### Written instruction
Work through the data and report how many lines include the string "disebut", giving the number alone.

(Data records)
>> Begin

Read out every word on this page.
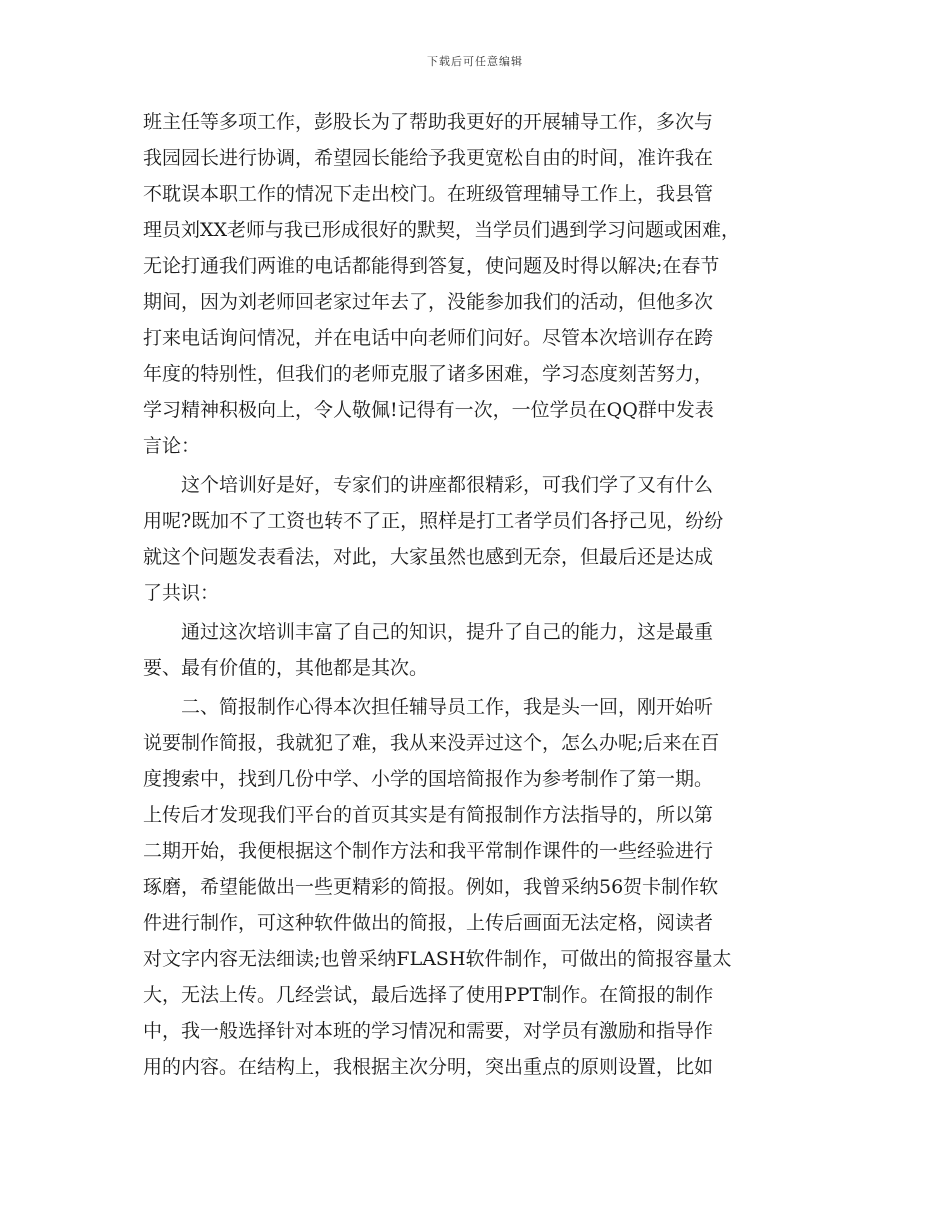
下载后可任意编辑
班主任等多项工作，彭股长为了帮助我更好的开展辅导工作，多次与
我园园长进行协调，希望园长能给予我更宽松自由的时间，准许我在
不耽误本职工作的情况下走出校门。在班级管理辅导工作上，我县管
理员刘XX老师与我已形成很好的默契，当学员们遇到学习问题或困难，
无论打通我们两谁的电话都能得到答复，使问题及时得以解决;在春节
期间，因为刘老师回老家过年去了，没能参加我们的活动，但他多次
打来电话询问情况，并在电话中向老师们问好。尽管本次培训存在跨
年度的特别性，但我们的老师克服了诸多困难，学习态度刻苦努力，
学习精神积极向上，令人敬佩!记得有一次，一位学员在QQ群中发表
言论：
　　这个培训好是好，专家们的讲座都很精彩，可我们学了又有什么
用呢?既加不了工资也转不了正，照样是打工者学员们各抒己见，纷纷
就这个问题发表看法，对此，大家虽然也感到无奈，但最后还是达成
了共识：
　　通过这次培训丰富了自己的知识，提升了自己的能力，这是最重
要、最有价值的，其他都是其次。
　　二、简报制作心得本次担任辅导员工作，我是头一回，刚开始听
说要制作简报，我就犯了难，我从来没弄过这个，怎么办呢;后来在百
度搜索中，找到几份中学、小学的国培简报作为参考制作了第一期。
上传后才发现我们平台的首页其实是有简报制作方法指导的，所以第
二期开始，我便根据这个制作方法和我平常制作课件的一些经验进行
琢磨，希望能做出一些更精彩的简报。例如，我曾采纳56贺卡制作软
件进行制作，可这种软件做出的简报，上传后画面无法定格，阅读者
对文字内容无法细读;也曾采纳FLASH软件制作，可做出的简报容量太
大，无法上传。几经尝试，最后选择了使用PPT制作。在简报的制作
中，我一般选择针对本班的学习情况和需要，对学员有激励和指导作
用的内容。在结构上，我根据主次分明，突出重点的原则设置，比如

>> End
>> Begin

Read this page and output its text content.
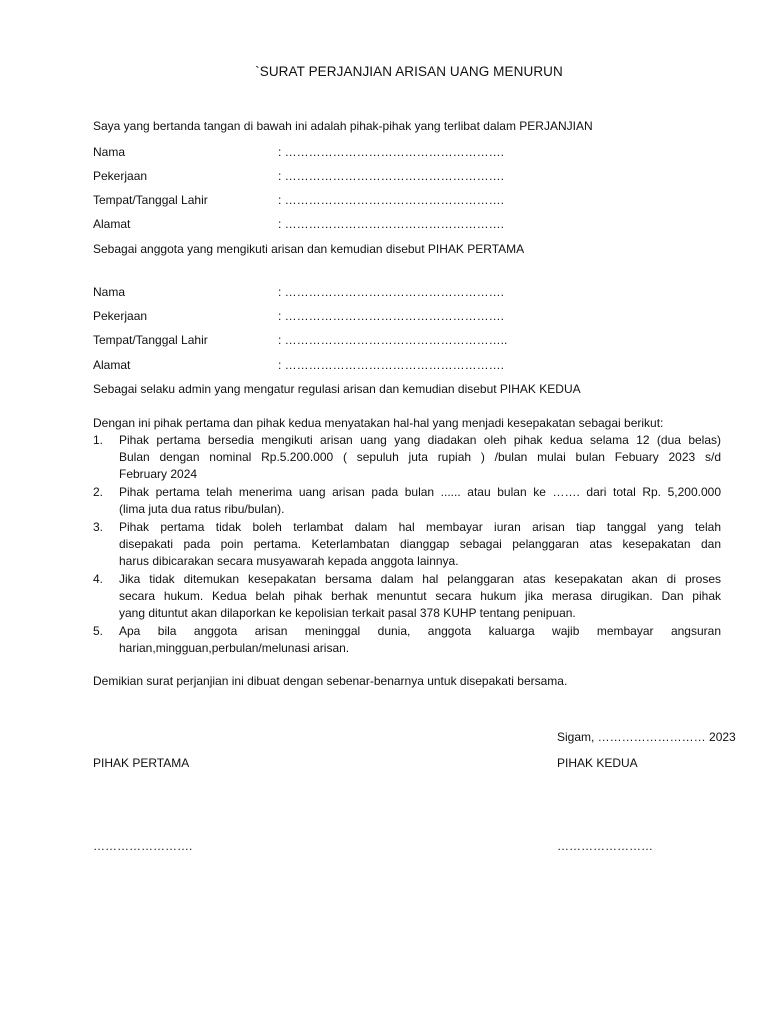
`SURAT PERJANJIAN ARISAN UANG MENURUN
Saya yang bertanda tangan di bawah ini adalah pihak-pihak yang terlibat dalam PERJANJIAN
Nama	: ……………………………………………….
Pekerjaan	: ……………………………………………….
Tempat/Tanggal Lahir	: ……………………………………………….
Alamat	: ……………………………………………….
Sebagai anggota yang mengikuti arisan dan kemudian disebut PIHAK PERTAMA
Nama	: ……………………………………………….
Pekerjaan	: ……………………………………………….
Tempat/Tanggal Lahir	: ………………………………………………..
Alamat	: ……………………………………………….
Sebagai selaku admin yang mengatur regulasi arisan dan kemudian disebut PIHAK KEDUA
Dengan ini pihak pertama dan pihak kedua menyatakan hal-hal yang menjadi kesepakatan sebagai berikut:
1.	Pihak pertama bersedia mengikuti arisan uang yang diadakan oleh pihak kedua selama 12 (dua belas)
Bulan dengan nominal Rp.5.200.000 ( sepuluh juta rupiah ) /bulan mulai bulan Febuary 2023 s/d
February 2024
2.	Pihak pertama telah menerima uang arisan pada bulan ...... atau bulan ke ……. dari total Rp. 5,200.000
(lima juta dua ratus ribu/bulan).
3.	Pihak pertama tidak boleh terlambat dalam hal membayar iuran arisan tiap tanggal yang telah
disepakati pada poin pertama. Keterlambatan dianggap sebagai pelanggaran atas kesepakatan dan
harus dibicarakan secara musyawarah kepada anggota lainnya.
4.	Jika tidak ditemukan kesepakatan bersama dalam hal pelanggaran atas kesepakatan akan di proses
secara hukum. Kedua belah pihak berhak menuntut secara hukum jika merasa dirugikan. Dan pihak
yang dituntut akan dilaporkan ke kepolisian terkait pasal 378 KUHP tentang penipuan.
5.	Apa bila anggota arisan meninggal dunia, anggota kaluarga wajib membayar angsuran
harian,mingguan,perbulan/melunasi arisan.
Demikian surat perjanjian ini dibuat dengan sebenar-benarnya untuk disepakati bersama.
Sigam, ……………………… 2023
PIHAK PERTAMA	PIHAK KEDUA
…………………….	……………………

>> End

### Reply
2